[Items from a figure collection]
···

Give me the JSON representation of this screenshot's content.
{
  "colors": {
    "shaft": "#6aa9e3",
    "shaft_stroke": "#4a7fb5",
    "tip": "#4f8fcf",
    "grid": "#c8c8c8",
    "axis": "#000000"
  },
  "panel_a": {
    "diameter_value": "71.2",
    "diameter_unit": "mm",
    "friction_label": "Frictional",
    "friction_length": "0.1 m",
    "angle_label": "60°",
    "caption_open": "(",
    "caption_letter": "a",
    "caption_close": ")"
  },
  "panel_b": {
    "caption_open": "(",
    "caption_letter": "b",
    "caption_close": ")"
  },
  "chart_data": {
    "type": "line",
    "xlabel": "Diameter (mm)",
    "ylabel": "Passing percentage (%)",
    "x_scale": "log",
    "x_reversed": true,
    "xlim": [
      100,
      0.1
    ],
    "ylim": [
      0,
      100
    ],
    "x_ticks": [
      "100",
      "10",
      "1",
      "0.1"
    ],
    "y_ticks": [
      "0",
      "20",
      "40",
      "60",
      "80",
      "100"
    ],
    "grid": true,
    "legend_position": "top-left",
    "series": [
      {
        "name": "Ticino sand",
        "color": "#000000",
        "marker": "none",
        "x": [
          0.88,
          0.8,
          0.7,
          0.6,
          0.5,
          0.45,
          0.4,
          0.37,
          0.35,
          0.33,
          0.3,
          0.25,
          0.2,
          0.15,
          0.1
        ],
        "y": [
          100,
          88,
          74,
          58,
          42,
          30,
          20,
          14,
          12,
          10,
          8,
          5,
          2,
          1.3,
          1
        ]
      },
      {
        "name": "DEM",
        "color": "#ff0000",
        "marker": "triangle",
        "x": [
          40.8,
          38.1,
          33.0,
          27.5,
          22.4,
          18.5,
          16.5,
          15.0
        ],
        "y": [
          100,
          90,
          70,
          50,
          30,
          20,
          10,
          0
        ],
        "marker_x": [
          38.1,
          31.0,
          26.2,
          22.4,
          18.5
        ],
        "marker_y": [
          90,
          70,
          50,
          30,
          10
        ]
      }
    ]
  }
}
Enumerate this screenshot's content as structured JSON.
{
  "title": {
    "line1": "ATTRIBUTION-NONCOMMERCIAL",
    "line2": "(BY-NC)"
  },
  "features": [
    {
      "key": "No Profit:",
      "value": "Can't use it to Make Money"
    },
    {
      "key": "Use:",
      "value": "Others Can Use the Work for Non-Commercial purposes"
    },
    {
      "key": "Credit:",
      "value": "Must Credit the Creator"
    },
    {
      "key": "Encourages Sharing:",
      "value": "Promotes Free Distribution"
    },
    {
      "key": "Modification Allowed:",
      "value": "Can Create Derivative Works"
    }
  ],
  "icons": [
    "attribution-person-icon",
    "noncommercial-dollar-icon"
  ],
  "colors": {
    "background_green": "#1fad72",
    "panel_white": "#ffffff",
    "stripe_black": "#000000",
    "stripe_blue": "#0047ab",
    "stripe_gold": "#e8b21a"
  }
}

···

* The task *
Find every line in the records above that holds the word "JSON", and copy each one.

* Finished exercise *
Give me the JSON representation of this screenshot's content.
Enumerate this screenshot's content as structured JSON.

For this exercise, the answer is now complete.